** Start **

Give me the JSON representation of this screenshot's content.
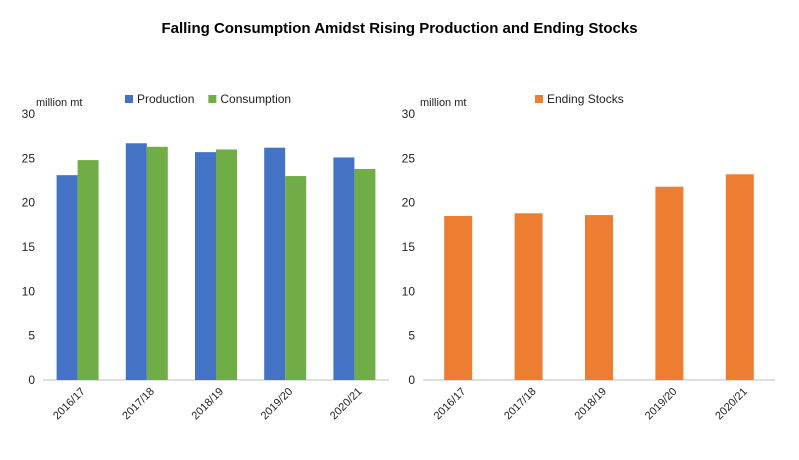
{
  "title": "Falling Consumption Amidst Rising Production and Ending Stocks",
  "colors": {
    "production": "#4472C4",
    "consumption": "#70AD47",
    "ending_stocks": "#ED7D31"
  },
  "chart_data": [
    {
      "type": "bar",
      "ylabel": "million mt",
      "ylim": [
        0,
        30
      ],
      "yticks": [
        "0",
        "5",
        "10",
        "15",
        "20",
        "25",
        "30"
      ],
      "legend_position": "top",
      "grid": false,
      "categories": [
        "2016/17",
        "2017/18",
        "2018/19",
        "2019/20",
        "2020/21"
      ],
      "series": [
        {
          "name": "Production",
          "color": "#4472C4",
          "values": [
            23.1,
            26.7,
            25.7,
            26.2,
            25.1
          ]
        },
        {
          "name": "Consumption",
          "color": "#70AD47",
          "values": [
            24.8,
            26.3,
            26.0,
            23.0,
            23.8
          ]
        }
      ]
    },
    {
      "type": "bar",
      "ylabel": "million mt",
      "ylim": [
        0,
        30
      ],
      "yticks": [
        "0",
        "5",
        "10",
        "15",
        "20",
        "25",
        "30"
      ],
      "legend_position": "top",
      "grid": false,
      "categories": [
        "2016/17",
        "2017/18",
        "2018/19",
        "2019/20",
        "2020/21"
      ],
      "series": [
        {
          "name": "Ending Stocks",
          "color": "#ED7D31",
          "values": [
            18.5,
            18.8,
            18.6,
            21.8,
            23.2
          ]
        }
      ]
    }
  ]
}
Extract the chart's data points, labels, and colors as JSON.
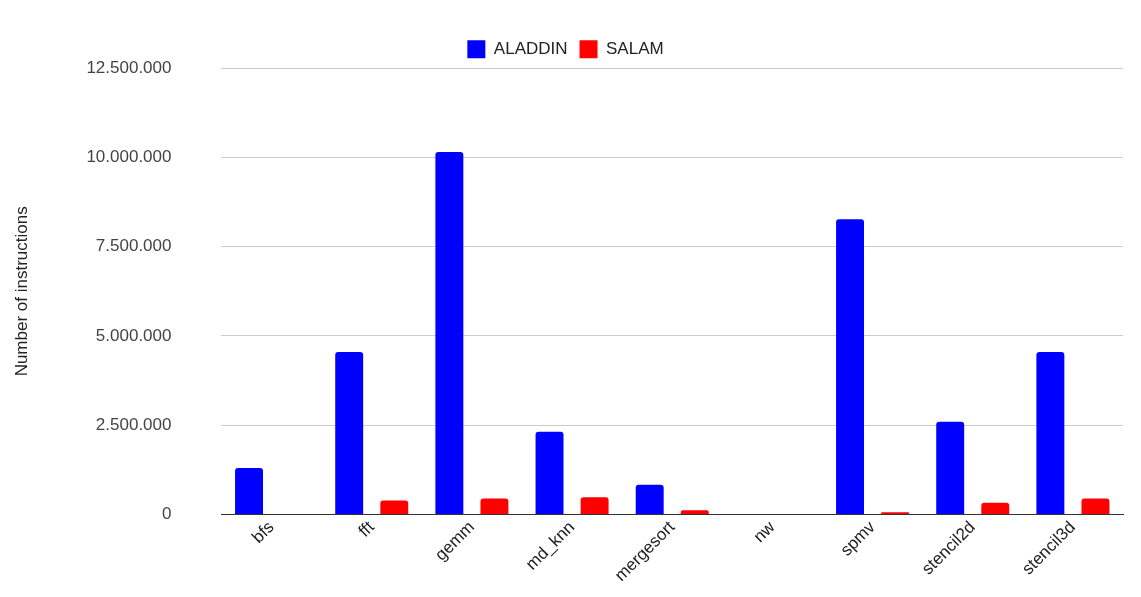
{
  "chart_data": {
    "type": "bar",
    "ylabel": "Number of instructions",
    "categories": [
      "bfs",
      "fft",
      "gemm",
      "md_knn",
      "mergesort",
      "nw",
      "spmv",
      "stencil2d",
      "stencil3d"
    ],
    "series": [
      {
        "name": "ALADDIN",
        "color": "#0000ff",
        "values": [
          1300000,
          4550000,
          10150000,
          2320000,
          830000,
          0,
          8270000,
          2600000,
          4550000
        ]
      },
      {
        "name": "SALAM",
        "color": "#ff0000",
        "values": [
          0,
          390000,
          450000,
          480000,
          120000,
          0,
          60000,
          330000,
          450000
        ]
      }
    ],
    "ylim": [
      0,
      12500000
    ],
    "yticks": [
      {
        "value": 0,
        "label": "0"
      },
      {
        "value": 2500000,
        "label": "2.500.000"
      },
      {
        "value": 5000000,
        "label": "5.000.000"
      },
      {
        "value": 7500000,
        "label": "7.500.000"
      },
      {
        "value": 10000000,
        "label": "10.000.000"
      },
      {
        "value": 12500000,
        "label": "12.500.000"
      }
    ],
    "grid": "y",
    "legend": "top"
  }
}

** End **

Given request –
Above are the records. Identify each line that contains the word "colors".

Task answer –
  "colors": {
Extract the chart's data points, labels, and colors as JSON.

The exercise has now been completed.